Do this >>
Copy every line of the listing that holds the string "utilfreds".

Dataset entries >>

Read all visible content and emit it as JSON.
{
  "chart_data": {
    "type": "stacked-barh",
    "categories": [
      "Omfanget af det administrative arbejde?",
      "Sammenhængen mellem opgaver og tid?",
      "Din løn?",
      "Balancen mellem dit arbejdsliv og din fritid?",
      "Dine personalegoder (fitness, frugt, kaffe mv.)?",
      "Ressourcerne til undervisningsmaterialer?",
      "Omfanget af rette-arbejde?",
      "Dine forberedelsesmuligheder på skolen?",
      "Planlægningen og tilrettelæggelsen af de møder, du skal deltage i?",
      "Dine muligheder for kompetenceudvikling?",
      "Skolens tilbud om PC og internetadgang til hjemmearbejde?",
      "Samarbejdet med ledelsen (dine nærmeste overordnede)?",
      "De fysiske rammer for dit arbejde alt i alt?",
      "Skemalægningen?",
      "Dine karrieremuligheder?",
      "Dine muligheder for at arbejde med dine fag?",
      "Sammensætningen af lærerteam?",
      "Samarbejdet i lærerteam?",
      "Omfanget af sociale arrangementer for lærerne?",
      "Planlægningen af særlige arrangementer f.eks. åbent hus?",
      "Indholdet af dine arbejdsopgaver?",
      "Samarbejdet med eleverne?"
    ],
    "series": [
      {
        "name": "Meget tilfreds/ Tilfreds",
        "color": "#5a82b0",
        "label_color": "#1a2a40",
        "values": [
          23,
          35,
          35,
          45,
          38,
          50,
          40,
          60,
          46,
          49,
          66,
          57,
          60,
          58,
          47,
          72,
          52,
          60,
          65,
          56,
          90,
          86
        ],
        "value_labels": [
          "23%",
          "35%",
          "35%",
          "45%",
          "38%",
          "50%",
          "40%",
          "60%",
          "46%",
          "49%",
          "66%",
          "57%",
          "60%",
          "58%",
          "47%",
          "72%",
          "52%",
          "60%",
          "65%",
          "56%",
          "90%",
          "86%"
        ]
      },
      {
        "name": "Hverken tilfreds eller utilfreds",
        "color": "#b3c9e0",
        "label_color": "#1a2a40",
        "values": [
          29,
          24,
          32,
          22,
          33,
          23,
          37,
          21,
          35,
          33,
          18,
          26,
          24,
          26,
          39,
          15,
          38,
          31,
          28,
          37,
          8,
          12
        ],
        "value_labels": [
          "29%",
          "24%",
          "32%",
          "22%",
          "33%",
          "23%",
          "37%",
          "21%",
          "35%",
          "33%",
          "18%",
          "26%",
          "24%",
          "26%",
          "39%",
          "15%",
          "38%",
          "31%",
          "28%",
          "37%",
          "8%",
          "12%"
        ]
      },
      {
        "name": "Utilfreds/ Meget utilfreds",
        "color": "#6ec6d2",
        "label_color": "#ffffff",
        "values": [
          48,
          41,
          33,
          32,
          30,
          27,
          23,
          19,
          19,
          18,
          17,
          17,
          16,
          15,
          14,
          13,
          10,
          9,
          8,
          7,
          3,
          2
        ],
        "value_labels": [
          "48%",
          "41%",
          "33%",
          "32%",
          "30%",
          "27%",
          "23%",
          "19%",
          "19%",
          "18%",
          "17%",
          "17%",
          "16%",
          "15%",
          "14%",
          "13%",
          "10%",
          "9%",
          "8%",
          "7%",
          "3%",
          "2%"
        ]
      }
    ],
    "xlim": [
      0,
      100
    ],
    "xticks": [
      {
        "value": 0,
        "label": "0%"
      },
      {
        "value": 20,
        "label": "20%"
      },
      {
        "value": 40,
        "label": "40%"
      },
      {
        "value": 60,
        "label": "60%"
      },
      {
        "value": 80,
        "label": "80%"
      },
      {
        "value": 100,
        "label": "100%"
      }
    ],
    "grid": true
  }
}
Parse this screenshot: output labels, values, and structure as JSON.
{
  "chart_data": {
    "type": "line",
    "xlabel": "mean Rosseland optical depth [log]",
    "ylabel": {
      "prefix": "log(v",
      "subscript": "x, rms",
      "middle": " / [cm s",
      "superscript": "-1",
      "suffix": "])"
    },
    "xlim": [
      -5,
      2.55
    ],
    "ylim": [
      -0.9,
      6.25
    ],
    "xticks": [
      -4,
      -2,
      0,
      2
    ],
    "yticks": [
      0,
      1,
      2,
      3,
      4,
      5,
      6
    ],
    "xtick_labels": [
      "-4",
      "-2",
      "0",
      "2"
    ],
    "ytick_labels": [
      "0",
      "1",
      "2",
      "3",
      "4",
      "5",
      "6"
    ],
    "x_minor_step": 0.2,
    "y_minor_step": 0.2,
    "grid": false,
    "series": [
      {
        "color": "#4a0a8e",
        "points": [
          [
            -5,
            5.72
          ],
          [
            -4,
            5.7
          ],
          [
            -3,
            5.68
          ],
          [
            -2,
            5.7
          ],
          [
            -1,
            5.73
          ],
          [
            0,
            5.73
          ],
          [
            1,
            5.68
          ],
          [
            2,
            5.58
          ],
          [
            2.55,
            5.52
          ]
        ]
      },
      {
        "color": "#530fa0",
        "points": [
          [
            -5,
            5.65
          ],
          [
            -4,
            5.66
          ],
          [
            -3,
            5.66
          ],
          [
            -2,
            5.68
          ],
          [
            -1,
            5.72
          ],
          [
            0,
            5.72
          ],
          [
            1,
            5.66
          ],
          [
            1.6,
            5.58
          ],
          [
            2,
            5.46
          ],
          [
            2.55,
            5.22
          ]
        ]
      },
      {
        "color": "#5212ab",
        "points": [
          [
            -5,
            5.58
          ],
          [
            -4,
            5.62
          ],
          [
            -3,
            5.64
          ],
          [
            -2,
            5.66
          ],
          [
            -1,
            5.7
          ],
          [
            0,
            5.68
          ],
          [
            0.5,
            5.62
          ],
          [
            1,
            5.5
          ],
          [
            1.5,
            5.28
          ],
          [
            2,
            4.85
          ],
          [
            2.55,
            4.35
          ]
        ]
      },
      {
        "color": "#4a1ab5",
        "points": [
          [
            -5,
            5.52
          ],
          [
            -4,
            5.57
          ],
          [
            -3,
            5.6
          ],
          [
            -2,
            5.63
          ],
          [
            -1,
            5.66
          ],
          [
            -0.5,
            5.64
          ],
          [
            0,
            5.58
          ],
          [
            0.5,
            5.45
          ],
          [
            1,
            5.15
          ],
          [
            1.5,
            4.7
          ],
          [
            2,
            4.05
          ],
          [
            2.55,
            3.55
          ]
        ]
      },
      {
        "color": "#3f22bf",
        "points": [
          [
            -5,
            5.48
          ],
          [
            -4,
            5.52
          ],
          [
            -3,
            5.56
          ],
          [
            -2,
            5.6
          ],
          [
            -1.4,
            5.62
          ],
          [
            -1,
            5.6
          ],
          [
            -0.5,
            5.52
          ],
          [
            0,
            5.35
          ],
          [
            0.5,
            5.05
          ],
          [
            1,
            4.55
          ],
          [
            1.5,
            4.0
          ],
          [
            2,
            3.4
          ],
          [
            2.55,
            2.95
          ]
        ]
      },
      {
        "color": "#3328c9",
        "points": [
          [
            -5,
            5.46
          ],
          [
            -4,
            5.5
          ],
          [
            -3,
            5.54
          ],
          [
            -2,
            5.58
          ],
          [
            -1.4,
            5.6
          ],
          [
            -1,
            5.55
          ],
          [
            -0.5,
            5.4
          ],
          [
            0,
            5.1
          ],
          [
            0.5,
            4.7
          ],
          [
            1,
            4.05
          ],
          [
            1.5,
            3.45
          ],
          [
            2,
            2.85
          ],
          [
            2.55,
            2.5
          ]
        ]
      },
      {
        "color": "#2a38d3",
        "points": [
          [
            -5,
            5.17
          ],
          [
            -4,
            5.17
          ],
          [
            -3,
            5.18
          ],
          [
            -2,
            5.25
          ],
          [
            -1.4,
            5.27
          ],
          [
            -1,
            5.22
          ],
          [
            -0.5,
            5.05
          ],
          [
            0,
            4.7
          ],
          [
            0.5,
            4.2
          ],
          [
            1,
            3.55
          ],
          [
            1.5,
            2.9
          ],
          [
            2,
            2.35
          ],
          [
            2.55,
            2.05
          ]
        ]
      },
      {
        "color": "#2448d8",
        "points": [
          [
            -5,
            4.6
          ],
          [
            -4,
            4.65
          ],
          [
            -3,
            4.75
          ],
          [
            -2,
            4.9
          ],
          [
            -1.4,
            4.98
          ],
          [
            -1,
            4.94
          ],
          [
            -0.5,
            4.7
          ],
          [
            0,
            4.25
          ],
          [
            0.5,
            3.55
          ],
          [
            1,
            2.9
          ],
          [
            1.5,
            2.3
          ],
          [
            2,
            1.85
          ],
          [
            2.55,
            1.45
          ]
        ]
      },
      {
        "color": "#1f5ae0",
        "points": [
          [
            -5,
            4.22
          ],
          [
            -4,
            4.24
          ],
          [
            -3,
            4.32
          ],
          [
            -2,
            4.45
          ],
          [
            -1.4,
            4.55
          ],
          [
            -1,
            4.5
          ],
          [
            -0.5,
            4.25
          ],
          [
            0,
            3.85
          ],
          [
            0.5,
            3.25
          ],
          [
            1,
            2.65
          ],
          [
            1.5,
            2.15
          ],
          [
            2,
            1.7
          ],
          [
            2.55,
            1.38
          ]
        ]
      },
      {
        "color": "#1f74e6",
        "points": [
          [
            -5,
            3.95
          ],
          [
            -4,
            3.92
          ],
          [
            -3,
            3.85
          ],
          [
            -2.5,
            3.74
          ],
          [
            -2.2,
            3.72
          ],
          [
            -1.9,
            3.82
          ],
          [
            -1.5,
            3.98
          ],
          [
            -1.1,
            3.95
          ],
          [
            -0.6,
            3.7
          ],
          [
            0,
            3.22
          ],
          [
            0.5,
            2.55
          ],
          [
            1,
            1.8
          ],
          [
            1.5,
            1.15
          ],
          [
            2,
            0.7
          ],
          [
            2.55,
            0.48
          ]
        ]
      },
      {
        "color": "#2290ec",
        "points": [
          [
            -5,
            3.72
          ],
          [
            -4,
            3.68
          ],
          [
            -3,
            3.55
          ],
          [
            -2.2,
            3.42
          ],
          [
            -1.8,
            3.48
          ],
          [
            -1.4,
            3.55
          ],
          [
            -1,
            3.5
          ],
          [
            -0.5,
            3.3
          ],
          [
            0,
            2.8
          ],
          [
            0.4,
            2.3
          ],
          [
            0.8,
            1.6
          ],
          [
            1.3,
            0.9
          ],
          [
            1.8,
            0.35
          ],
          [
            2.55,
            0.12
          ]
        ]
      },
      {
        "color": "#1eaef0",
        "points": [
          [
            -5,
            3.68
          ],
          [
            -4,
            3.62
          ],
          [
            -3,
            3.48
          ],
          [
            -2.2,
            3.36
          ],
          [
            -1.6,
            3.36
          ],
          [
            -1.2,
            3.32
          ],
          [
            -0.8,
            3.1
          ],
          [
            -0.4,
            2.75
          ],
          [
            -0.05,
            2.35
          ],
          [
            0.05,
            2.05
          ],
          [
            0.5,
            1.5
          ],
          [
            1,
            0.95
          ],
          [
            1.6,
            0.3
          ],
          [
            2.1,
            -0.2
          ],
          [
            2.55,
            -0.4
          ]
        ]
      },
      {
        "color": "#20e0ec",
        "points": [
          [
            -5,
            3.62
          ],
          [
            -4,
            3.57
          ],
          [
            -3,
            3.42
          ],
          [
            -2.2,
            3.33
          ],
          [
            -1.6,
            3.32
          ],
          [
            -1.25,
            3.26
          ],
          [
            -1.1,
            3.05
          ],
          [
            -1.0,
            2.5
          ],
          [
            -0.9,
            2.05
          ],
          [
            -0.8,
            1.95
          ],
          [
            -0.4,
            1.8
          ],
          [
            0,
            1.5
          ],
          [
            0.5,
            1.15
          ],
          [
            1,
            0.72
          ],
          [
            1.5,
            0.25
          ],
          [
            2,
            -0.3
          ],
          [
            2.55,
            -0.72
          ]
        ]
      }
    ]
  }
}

Written solution >>
        "name": "Hverken tilfreds eller utilfreds",
        "name": "Utilfreds/ Meget utilfreds",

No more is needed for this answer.